В фильме видно, как все мои родственники ретранслируют идеологию того пространства, в котором они находятся. Мой двоюродной дед Миша из Макеевки, шахтерского поселка, не только говорит цитатами из телевизионного эфира, он сам признается, что смотрит телевизор и его голова всё запоминает. А когда мы уже становимся носителями этой идеологии, носителями этой пропаганды, то встает другой вопрос: как, будучи носителями противоположных идеологий, налаживать внутрисемейную коммуникацию? Ведь она предполагает мягкие, доверительные, родственные, полюбовные отношения. Вот это и есть проблема, это и есть конфликт.
Не знаю, насколько корректно сравнение, но если ты болен гриппом, ты не должен целоваться даже с собственной женой, потому что ты ее заразишь. Ты должен вылечиться и потом, когда уже станешь здоровым, ты можешь вступать в какие-то интимные отношения со своей супругой. Вот мы все должны бы вылечиться. Потому что иначе мы будем постоянно находиться в состоянии тяжелой, бесконечной болезни, а это приводит к смерти.

## Данные для анализа
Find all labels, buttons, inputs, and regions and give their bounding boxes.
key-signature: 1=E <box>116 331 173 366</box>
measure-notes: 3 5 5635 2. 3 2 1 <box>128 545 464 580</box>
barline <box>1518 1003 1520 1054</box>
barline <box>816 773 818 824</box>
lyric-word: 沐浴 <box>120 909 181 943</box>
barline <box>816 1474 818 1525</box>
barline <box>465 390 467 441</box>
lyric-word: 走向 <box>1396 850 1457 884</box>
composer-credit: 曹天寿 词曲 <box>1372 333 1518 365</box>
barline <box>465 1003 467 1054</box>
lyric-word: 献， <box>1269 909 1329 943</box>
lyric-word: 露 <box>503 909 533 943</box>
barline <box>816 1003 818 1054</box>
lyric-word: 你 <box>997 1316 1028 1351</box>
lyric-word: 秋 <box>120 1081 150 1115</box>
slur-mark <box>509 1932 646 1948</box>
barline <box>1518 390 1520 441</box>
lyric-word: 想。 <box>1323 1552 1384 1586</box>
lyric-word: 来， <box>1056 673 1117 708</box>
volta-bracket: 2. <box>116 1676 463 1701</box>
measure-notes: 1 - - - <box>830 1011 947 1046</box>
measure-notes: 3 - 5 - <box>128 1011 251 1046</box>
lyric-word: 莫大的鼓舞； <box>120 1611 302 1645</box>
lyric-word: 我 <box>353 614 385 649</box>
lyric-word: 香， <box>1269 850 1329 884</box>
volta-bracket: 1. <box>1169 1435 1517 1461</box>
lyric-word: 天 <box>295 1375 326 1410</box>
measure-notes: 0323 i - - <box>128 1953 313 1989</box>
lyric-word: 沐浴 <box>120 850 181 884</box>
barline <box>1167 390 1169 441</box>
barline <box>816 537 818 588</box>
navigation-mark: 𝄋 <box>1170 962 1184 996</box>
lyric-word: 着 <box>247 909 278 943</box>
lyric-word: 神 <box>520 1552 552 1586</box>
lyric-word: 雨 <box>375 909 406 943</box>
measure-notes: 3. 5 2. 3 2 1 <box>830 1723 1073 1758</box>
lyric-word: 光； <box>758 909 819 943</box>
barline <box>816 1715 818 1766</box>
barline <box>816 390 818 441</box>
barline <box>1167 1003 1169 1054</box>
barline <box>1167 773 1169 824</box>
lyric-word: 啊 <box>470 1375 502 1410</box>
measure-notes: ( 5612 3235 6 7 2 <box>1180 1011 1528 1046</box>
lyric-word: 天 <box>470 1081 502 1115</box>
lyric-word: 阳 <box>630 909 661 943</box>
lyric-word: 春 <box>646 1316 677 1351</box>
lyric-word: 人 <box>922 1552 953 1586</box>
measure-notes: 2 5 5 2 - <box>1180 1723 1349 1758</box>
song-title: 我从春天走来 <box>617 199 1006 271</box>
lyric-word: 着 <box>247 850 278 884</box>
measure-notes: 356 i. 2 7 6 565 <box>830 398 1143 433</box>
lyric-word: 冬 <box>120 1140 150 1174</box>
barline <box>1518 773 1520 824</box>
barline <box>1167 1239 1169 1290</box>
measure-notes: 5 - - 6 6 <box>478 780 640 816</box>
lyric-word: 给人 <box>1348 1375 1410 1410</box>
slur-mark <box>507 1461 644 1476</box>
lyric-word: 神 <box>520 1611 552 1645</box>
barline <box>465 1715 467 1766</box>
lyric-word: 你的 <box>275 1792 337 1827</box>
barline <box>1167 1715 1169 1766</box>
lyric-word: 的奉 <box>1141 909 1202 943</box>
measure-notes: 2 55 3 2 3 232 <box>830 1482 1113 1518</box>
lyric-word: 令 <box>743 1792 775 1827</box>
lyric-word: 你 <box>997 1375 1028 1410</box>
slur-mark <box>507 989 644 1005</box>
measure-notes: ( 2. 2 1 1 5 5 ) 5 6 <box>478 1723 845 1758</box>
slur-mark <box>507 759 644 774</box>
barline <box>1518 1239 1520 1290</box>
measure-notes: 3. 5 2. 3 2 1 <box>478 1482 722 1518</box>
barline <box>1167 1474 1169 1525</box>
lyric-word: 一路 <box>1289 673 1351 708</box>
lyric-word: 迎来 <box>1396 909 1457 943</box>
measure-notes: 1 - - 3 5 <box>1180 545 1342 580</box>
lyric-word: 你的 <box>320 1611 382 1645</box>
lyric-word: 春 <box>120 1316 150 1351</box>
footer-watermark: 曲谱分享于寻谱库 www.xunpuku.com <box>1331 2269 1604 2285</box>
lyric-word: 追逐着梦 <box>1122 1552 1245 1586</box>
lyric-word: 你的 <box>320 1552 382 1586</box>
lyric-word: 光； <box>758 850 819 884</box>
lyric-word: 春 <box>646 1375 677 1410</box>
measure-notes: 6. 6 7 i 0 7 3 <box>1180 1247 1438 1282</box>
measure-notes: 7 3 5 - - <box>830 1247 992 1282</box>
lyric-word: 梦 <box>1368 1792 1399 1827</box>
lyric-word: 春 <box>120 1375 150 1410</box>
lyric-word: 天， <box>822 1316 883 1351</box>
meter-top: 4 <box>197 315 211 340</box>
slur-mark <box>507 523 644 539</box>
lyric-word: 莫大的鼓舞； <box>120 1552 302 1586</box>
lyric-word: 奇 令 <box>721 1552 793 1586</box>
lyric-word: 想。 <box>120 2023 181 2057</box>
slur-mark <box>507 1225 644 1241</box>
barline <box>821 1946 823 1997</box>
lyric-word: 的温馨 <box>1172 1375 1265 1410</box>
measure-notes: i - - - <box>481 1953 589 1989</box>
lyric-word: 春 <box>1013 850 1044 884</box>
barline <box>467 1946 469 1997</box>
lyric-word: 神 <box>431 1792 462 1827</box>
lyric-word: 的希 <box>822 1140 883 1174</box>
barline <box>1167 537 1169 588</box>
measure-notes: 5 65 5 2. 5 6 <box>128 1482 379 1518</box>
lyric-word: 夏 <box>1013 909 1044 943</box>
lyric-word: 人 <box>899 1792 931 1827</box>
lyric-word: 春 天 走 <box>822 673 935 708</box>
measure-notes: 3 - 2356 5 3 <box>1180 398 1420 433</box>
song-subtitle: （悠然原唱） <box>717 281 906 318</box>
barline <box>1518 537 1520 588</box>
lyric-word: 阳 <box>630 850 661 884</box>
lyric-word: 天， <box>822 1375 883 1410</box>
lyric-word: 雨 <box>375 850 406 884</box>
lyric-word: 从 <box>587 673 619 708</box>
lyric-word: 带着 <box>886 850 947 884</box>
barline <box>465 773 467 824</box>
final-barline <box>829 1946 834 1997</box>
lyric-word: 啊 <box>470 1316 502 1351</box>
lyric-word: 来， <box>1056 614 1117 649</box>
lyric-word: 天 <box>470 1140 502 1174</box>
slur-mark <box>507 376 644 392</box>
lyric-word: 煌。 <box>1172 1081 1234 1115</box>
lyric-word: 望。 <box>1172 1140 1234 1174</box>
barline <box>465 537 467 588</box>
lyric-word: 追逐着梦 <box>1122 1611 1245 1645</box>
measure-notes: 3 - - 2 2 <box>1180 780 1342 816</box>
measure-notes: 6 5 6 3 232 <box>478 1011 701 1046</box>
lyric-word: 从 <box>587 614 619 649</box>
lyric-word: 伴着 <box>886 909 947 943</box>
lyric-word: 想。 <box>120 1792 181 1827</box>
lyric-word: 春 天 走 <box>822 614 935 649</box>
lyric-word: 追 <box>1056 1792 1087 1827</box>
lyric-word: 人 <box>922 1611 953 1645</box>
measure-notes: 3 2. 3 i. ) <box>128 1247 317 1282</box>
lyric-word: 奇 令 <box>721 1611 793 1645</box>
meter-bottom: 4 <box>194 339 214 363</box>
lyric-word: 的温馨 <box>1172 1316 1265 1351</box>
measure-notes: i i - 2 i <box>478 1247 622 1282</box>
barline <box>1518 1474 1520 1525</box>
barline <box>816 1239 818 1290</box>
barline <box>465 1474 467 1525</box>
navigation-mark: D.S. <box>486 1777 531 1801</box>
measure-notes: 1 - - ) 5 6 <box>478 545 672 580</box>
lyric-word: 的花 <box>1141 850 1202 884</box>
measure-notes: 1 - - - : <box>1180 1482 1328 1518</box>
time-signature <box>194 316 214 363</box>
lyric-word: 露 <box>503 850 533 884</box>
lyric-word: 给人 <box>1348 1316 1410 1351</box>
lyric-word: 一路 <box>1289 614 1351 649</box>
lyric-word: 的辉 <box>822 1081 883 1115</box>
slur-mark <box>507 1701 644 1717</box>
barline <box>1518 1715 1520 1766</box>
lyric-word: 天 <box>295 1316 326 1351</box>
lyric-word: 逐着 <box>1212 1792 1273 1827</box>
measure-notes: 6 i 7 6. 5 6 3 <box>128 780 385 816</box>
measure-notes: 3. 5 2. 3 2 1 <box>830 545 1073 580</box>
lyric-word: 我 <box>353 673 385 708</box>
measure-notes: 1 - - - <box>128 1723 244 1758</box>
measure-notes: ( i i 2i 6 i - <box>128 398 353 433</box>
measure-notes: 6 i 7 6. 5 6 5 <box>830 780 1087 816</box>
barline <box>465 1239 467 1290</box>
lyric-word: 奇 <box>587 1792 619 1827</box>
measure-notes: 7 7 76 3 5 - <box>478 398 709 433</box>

## Задания
• a. Откуда, согласно тексту о фильме и семейном конфликте, родом двоюродный дед Миша?
• b. Продолжите текст о фильме и семейном конфликте, начав сразу после его последнего предложения.

## Ответы
• a. Из Макеевки, шахтерского поселка.

• b.
— По степени искренности «Родные» сильно превосходят «В лучах солнца»? Или герои и того, и другого фильма искренни в равной мере, но каждый по-своему? — В фильме «В лучах солнца» люди вообще не понимают, что такое искренность. У них нет этого инструмента, он изъят из их жизни. Во многом это картина о том, как из человека, рожденного свободным, делают человека несвободного. Мы же все рождаемся свободными, даже если это происходит в несвободе… В свое время мы делали картину о женщине, которая родила ребенка в тюрьме. Ребенок, родившийся в тюрьме, все равно рождается свободным человеком. Несвободу он обретает в тот момент, когда начинает понимать, что родился в тюрьме, потому что его мама отбывает наказание за совершённое ею преступление. Что он во многом ограничен в своих действиях. И картина «В лучах солнца» — о том, как человек теряет свободу. Поэтому в качестве героини мы выбрали маленькую девочку, в которой еще сохранился элемент свободы. Здесь еще можно увидеть, как эта свобода превращается в несвободу.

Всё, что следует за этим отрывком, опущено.